▸ **EXTRACTED ENTRIES**:
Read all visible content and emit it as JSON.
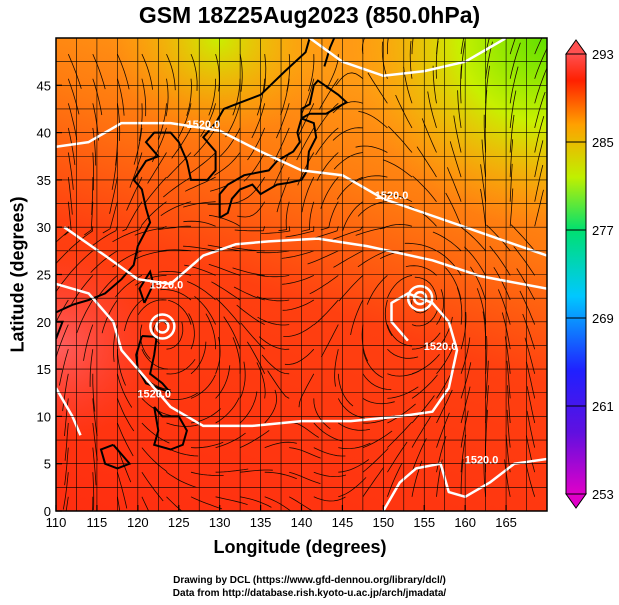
{
  "title": "GSM 18Z25Aug2023 (850.0hPa)",
  "chart_data": {
    "type": "heatmap",
    "title": "GSM 18Z25Aug2023 (850.0hPa)",
    "xlabel": "Longitude (degrees)",
    "ylabel": "Latitude  (degrees)",
    "xlim": [
      110,
      170
    ],
    "ylim": [
      0,
      50
    ],
    "x_ticks": [
      110,
      115,
      120,
      125,
      130,
      135,
      140,
      145,
      150,
      155,
      160,
      165
    ],
    "y_ticks": [
      0,
      5,
      10,
      15,
      20,
      25,
      30,
      35,
      40,
      45
    ],
    "grid": true,
    "colorbar": {
      "position": "right",
      "min": 253,
      "max": 293,
      "ticks": [
        253,
        261,
        269,
        277,
        285,
        293
      ],
      "colors": [
        "#e000c8",
        "#2020ff",
        "#00c8ff",
        "#00e070",
        "#c0f000",
        "#ffa000",
        "#ff2000",
        "#ff5050"
      ]
    },
    "contour_labels": [
      {
        "text": "1520.0",
        "lon": 128,
        "lat": 40.5
      },
      {
        "text": "1520.0",
        "lon": 151,
        "lat": 33
      },
      {
        "text": "1520.0",
        "lon": 123.5,
        "lat": 23.5
      },
      {
        "text": "1520.0",
        "lon": 122,
        "lat": 12
      },
      {
        "text": "1520.0",
        "lon": 157,
        "lat": 17
      },
      {
        "text": "1520.0",
        "lon": 162,
        "lat": 5
      }
    ],
    "vortices": [
      {
        "lon": 123,
        "lat": 19.5
      },
      {
        "lon": 154.5,
        "lat": 22.5
      }
    ]
  },
  "credits": {
    "line1": "Drawing by DCL (https://www.gfd-dennou.org/library/dcl/)",
    "line2": "Data from http://database.rish.kyoto-u.ac.jp/arch/jmadata/"
  }
}
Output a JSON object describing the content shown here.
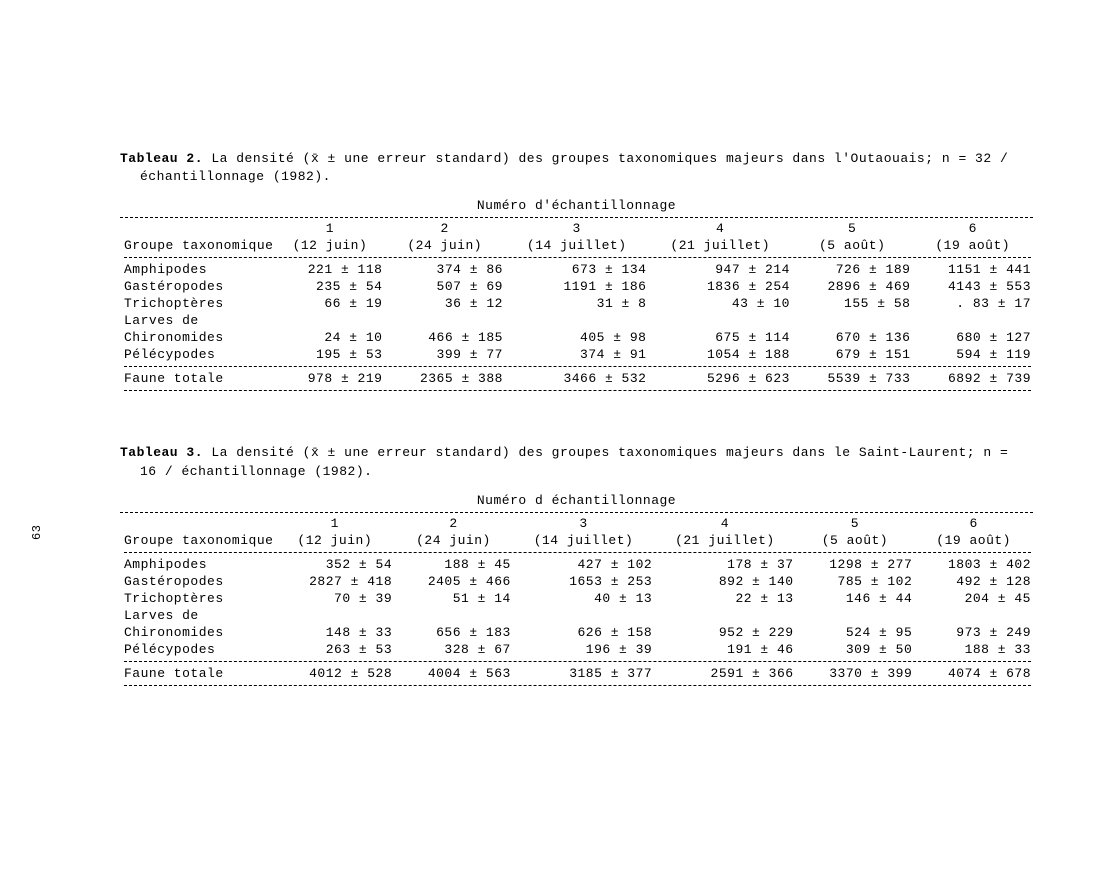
{
  "page_number": "63",
  "tables": [
    {
      "caption_prefix": "Tableau 2.",
      "caption_body": "La densité (x̄ ± une erreur standard) des groupes taxonomiques majeurs dans l'Outaouais; n = 32 / échantillonnage (1982).",
      "section_header": "Numéro d'échantillonnage",
      "col_numbers": [
        "",
        "1",
        "2",
        "3",
        "4",
        "5",
        "6"
      ],
      "col_dates": [
        "Groupe taxonomique",
        "(12 juin)",
        "(24 juin)",
        "(14 juillet)",
        "(21 juillet)",
        "(5 août)",
        "(19 août)"
      ],
      "rows": [
        {
          "label": "Amphipodes",
          "cells": [
            "221 ± 118",
            "374 ± 86",
            "673 ± 134",
            "947 ± 214",
            "726 ± 189",
            "1151 ± 441"
          ]
        },
        {
          "label": "Gastéropodes",
          "cells": [
            "235 ± 54",
            "507 ± 69",
            "1191 ± 186",
            "1836 ± 254",
            "2896 ± 469",
            "4143 ± 553"
          ]
        },
        {
          "label": "Trichoptères",
          "cells": [
            "66 ± 19",
            "36 ± 12",
            "31 ± 8",
            "43 ± 10",
            "155 ± 58",
            ". 83 ± 17"
          ]
        },
        {
          "label": "Larves de",
          "cells": [
            "",
            "",
            "",
            "",
            "",
            ""
          ]
        },
        {
          "label": "Chironomides",
          "cells": [
            "24 ± 10",
            "466 ± 185",
            "405 ± 98",
            "675 ± 114",
            "670 ± 136",
            "680 ± 127"
          ]
        },
        {
          "label": "Pélécypodes",
          "cells": [
            "195 ± 53",
            "399 ± 77",
            "374 ± 91",
            "1054 ± 188",
            "679 ± 151",
            "594 ± 119"
          ]
        }
      ],
      "total": {
        "label": "Faune totale",
        "cells": [
          "978 ± 219",
          "2365 ± 388",
          "3466 ± 532",
          "5296 ± 623",
          "5539 ± 733",
          "6892 ± 739"
        ]
      }
    },
    {
      "caption_prefix": "Tableau 3.",
      "caption_body": "La densité (x̄ ± une erreur standard) des groupes taxonomiques majeurs dans le Saint-Laurent; n = 16 / échantillonnage (1982).",
      "section_header": "Numéro d échantillonnage",
      "col_numbers": [
        "",
        "1",
        "2",
        "3",
        "4",
        "5",
        "6"
      ],
      "col_dates": [
        "Groupe taxonomique",
        "(12 juin)",
        "(24 juin)",
        "(14 juillet)",
        "(21 juillet)",
        "(5 août)",
        "(19 août)"
      ],
      "rows": [
        {
          "label": "Amphipodes",
          "cells": [
            "352 ± 54",
            "188 ± 45",
            "427 ± 102",
            "178 ± 37",
            "1298 ± 277",
            "1803 ± 402"
          ]
        },
        {
          "label": "Gastéropodes",
          "cells": [
            "2827 ± 418",
            "2405 ± 466",
            "1653 ± 253",
            "892 ± 140",
            "785 ± 102",
            "492 ± 128"
          ]
        },
        {
          "label": "Trichoptères",
          "cells": [
            "70 ± 39",
            "51 ± 14",
            "40 ± 13",
            "22 ± 13",
            "146 ± 44",
            "204 ± 45"
          ]
        },
        {
          "label": "Larves de",
          "cells": [
            "",
            "",
            "",
            "",
            "",
            ""
          ]
        },
        {
          "label": "Chironomides",
          "cells": [
            "148 ± 33",
            "656 ± 183",
            "626 ± 158",
            "952 ± 229",
            "524 ± 95",
            "973 ± 249"
          ]
        },
        {
          "label": "Pélécypodes",
          "cells": [
            "263 ± 53",
            "328 ± 67",
            "196 ± 39",
            "191 ± 46",
            "309 ± 50",
            "188 ± 33"
          ]
        }
      ],
      "total": {
        "label": "Faune totale",
        "cells": [
          "4012 ± 528",
          "4004 ± 563",
          "3185 ± 377",
          "2591 ± 366",
          "3370 ± 399",
          "4074 ± 678"
        ]
      }
    }
  ],
  "style": {
    "font_family": "Courier New, monospace",
    "font_size_pt": 10,
    "text_color": "#000000",
    "background_color": "#ffffff",
    "dash_char": "-"
  }
}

▸ **TASK INSTRUCTIONS**: Write out again every line above exactly as given; the pictures do not belong in the copy.

▸ **CORRECT RESPONSE**:
Read all visible content and emit it as JSON.
{
  "title": "GSM 18Z25Aug2023 (850.0hPa)",
  "chart_data": {
    "type": "heatmap",
    "title": "GSM 18Z25Aug2023 (850.0hPa)",
    "xlabel": "Longitude (degrees)",
    "ylabel": "Latitude  (degrees)",
    "xlim": [
      110,
      170
    ],
    "ylim": [
      0,
      50
    ],
    "x_ticks": [
      110,
      115,
      120,
      125,
      130,
      135,
      140,
      145,
      150,
      155,
      160,
      165
    ],
    "y_ticks": [
      0,
      5,
      10,
      15,
      20,
      25,
      30,
      35,
      40,
      45
    ],
    "grid": true,
    "colorbar": {
      "position": "right",
      "min": 253,
      "max": 293,
      "ticks": [
        253,
        261,
        269,
        277,
        285,
        293
      ],
      "colors": [
        "#e000c8",
        "#2020ff",
        "#00c8ff",
        "#00e070",
        "#c0f000",
        "#ffa000",
        "#ff2000",
        "#ff5050"
      ]
    },
    "contour_labels": [
      {
        "text": "1520.0",
        "lon": 128,
        "lat": 40.5
      },
      {
        "text": "1520.0",
        "lon": 151,
        "lat": 33
      },
      {
        "text": "1520.0",
        "lon": 123.5,
        "lat": 23.5
      },
      {
        "text": "1520.0",
        "lon": 122,
        "lat": 12
      },
      {
        "text": "1520.0",
        "lon": 157,
        "lat": 17
      },
      {
        "text": "1520.0",
        "lon": 162,
        "lat": 5
      }
    ],
    "vortices": [
      {
        "lon": 123,
        "lat": 19.5
      },
      {
        "lon": 154.5,
        "lat": 22.5
      }
    ]
  },
  "credits": {
    "line1": "Drawing by DCL (https://www.gfd-dennou.org/library/dcl/)",
    "line2": "Data from http://database.rish.kyoto-u.ac.jp/arch/jmadata/"
  }
}
Output a JSON object describing the content shown here.
{
  "page_number": "63",
  "tables": [
    {
      "caption_prefix": "Tableau 2.",
      "caption_body": "La densité (x̄ ± une erreur standard) des groupes taxonomiques majeurs dans l'Outaouais; n = 32 / échantillonnage (1982).",
      "section_header": "Numéro d'échantillonnage",
      "col_numbers": [
        "",
        "1",
        "2",
        "3",
        "4",
        "5",
        "6"
      ],
      "col_dates": [
        "Groupe taxonomique",
        "(12 juin)",
        "(24 juin)",
        "(14 juillet)",
        "(21 juillet)",
        "(5 août)",
        "(19 août)"
      ],
      "rows": [
        {
          "label": "Amphipodes",
          "cells": [
            "221 ± 118",
            "374 ± 86",
            "673 ± 134",
            "947 ± 214",
            "726 ± 189",
            "1151 ± 441"
          ]
        },
        {
          "label": "Gastéropodes",
          "cells": [
            "235 ± 54",
            "507 ± 69",
            "1191 ± 186",
            "1836 ± 254",
            "2896 ± 469",
            "4143 ± 553"
          ]
        },
        {
          "label": "Trichoptères",
          "cells": [
            "66 ± 19",
            "36 ± 12",
            "31 ± 8",
            "43 ± 10",
            "155 ± 58",
            ". 83 ± 17"
          ]
        },
        {
          "label": "Larves de",
          "cells": [
            "",
            "",
            "",
            "",
            "",
            ""
          ]
        },
        {
          "label": "Chironomides",
          "cells": [
            "24 ± 10",
            "466 ± 185",
            "405 ± 98",
            "675 ± 114",
            "670 ± 136",
            "680 ± 127"
          ]
        },
        {
          "label": "Pélécypodes",
          "cells": [
            "195 ± 53",
            "399 ± 77",
            "374 ± 91",
            "1054 ± 188",
            "679 ± 151",
            "594 ± 119"
          ]
        }
      ],
      "total": {
        "label": "Faune totale",
        "cells": [
          "978 ± 219",
          "2365 ± 388",
          "3466 ± 532",
          "5296 ± 623",
          "5539 ± 733",
          "6892 ± 739"
        ]
      }
    },
    {
      "caption_prefix": "Tableau 3.",
      "caption_body": "La densité (x̄ ± une erreur standard) des groupes taxonomiques majeurs dans le Saint-Laurent; n = 16 / échantillonnage (1982).",
      "section_header": "Numéro d échantillonnage",
      "col_numbers": [
        "",
        "1",
        "2",
        "3",
        "4",
        "5",
        "6"
      ],
      "col_dates": [
        "Groupe taxonomique",
        "(12 juin)",
        "(24 juin)",
        "(14 juillet)",
        "(21 juillet)",
        "(5 août)",
        "(19 août)"
      ],
      "rows": [
        {
          "label": "Amphipodes",
          "cells": [
            "352 ± 54",
            "188 ± 45",
            "427 ± 102",
            "178 ± 37",
            "1298 ± 277",
            "1803 ± 402"
          ]
        },
        {
          "label": "Gastéropodes",
          "cells": [
            "2827 ± 418",
            "2405 ± 466",
            "1653 ± 253",
            "892 ± 140",
            "785 ± 102",
            "492 ± 128"
          ]
        },
        {
          "label": "Trichoptères",
          "cells": [
            "70 ± 39",
            "51 ± 14",
            "40 ± 13",
            "22 ± 13",
            "146 ± 44",
            "204 ± 45"
          ]
        },
        {
          "label": "Larves de",
          "cells": [
            "",
            "",
            "",
            "",
            "",
            ""
          ]
        },
        {
          "label": "Chironomides",
          "cells": [
            "148 ± 33",
            "656 ± 183",
            "626 ± 158",
            "952 ± 229",
            "524 ± 95",
            "973 ± 249"
          ]
        },
        {
          "label": "Pélécypodes",
          "cells": [
            "263 ± 53",
            "328 ± 67",
            "196 ± 39",
            "191 ± 46",
            "309 ± 50",
            "188 ± 33"
          ]
        }
      ],
      "total": {
        "label": "Faune totale",
        "cells": [
          "4012 ± 528",
          "4004 ± 563",
          "3185 ± 377",
          "2591 ± 366",
          "3370 ± 399",
          "4074 ± 678"
        ]
      }
    }
  ],
  "style": {
    "font_family": "Courier New, monospace",
    "font_size_pt": 10,
    "text_color": "#000000",
    "background_color": "#ffffff",
    "dash_char": "-"
  }
}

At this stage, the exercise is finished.